== What is being asked ==
Word for word, set down the records and skip each picture.

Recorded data
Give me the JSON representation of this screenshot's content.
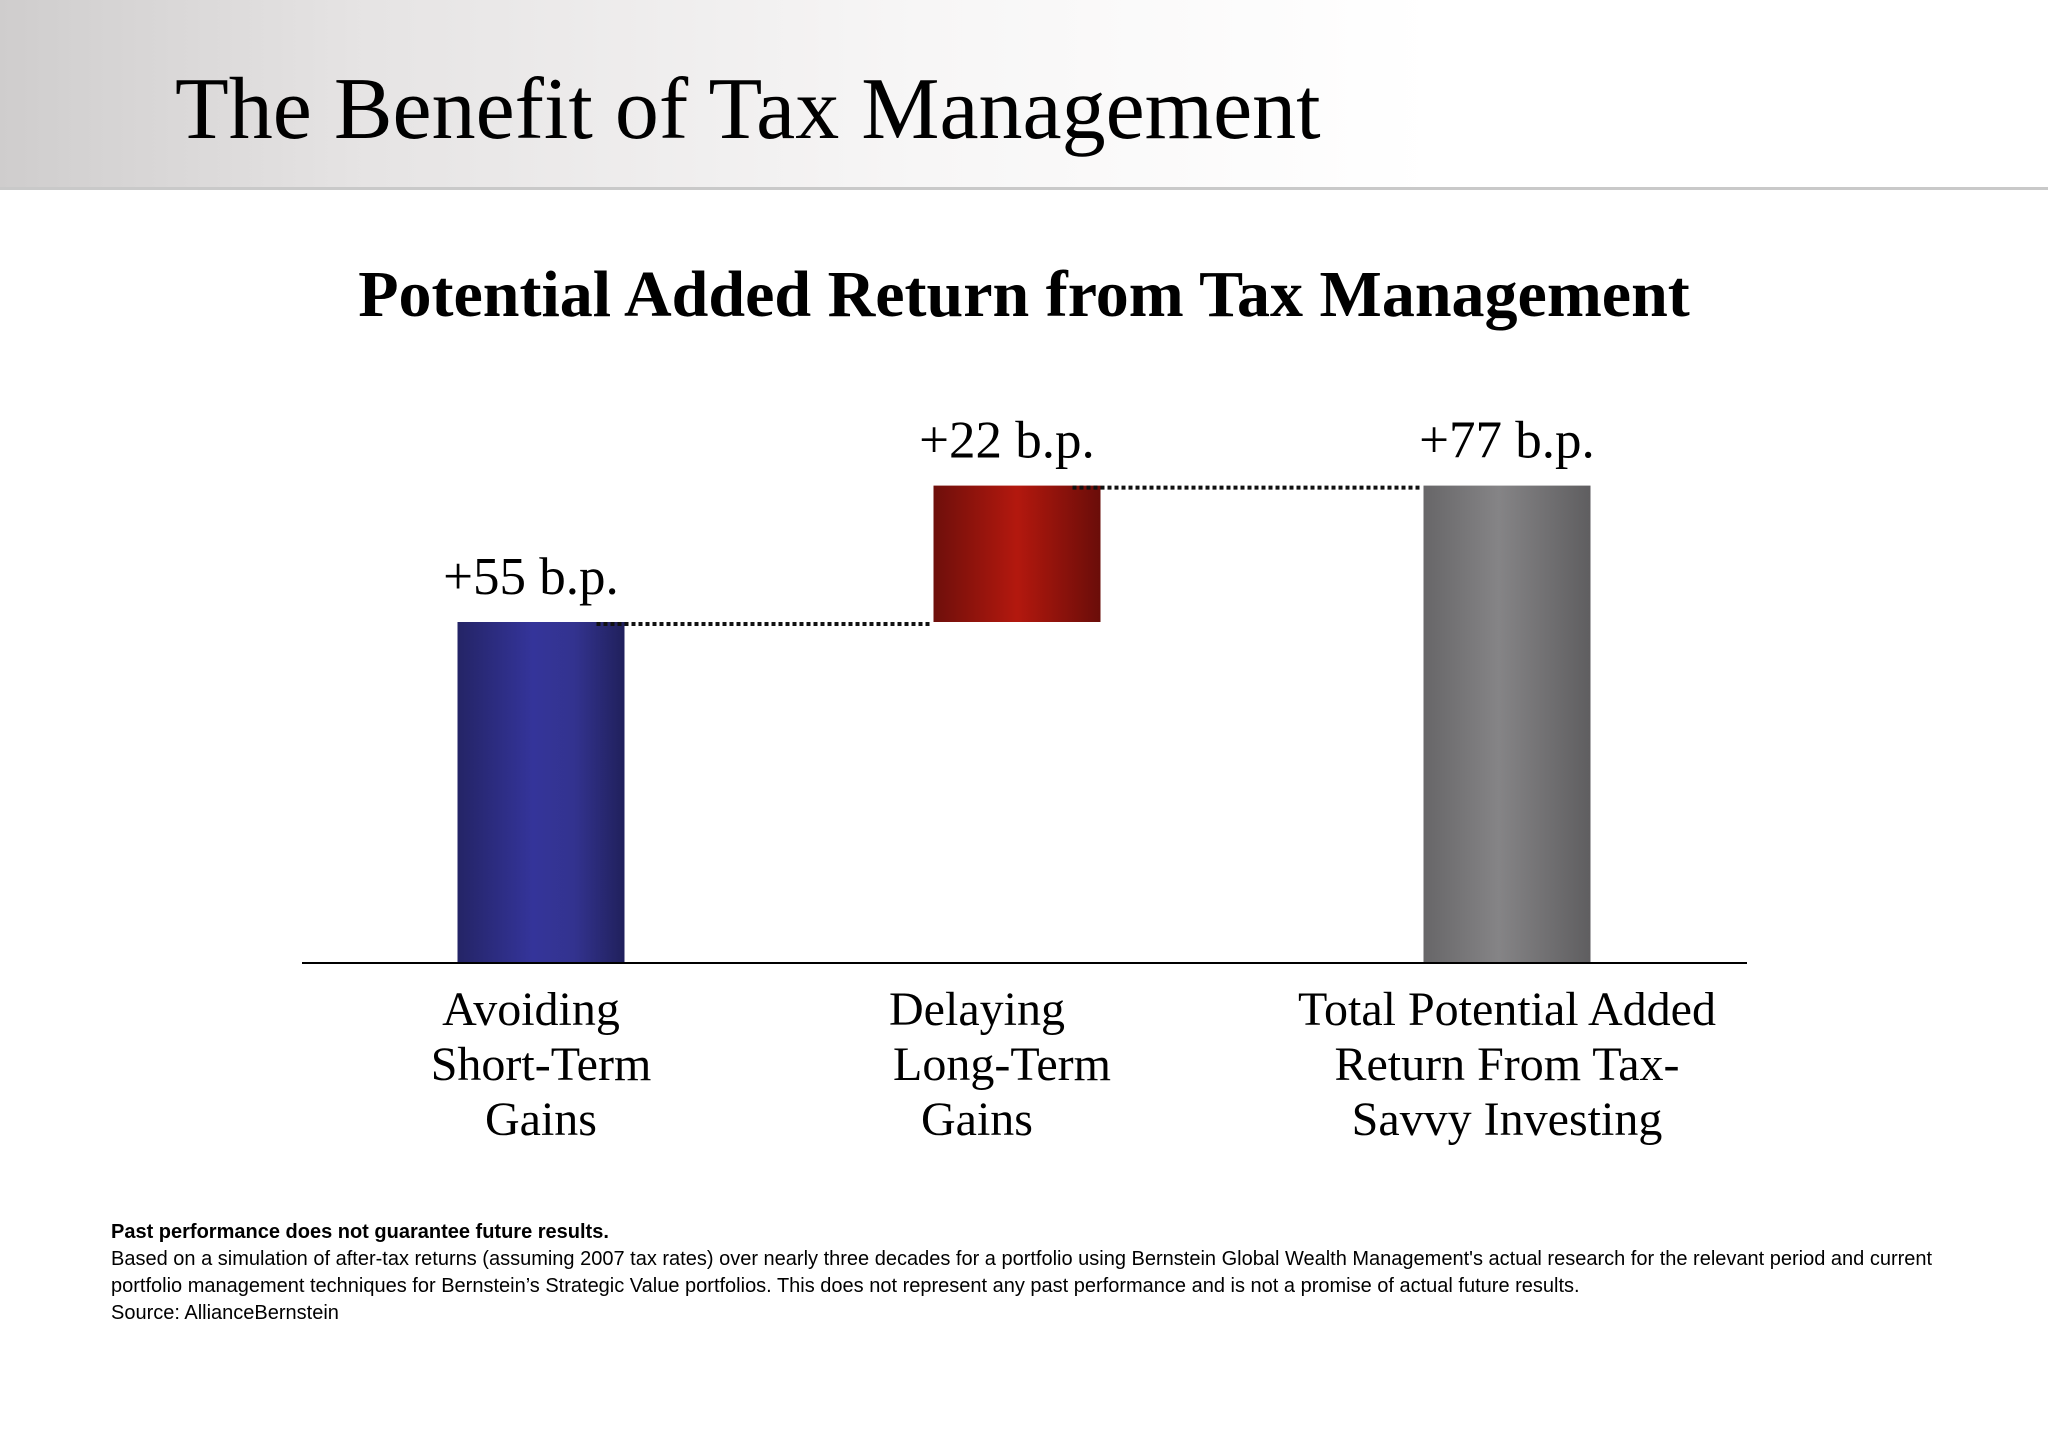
{
  "slide": {
    "title": "The Benefit of Tax Management"
  },
  "chart_data": {
    "type": "bar",
    "subtype": "waterfall",
    "title": "Potential Added Return from Tax Management",
    "xlabel": "",
    "ylabel": "",
    "unit": "b.p.",
    "ylim": [
      0,
      85
    ],
    "grid": false,
    "legend": "none",
    "categories": [
      "Avoiding Short-Term Gains",
      "Delaying Long-Term Gains",
      "Total Potential Added Return From Tax-Savvy Investing"
    ],
    "category_lines": [
      [
        "Avoiding",
        "Short-Term",
        "Gains"
      ],
      [
        "Delaying",
        "Long-Term",
        "Gains"
      ],
      [
        "Total Potential Added",
        "Return From Tax-",
        "Savvy Investing"
      ]
    ],
    "values": [
      55,
      22,
      77
    ],
    "bases": [
      0,
      55,
      0
    ],
    "data_labels": [
      "+55 b.p.",
      "+22 b.p.",
      "+77 b.p."
    ],
    "colors": [
      "#33338f",
      "#a8170f",
      "#7d7c7e"
    ],
    "connector_style": "dotted"
  },
  "footnote": {
    "disclaimer": "Past performance does not guarantee future results.",
    "text": "Based on a simulation of after-tax returns (assuming 2007 tax rates) over nearly three decades for a portfolio using Bernstein Global Wealth Management's actual research for the relevant period and current portfolio management techniques for Bernstein’s Strategic Value portfolios. This does not represent any past performance and is not a promise of actual future results.",
    "source": "Source: AllianceBernstein"
  }
}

== Output below ==
Give me the JSON representation of this screenshot's content.
{
  "slide": {
    "title": "The Benefit of Tax Management"
  },
  "chart_data": {
    "type": "bar",
    "subtype": "waterfall",
    "title": "Potential Added Return from Tax Management",
    "xlabel": "",
    "ylabel": "",
    "unit": "b.p.",
    "ylim": [
      0,
      85
    ],
    "grid": false,
    "legend": "none",
    "categories": [
      "Avoiding Short-Term Gains",
      "Delaying Long-Term Gains",
      "Total Potential Added Return From Tax-Savvy Investing"
    ],
    "category_lines": [
      [
        "Avoiding",
        "Short-Term",
        "Gains"
      ],
      [
        "Delaying",
        "Long-Term",
        "Gains"
      ],
      [
        "Total Potential Added",
        "Return From Tax-",
        "Savvy Investing"
      ]
    ],
    "values": [
      55,
      22,
      77
    ],
    "bases": [
      0,
      55,
      0
    ],
    "data_labels": [
      "+55 b.p.",
      "+22 b.p.",
      "+77 b.p."
    ],
    "colors": [
      "#33338f",
      "#a8170f",
      "#7d7c7e"
    ],
    "connector_style": "dotted"
  },
  "footnote": {
    "disclaimer": "Past performance does not guarantee future results.",
    "text": "Based on a simulation of after-tax returns (assuming 2007 tax rates) over nearly three decades for a portfolio using Bernstein Global Wealth Management's actual research for the relevant period and current portfolio management techniques for Bernstein’s Strategic Value portfolios. This does not represent any past performance and is not a promise of actual future results.",
    "source": "Source: AllianceBernstein"
  }
}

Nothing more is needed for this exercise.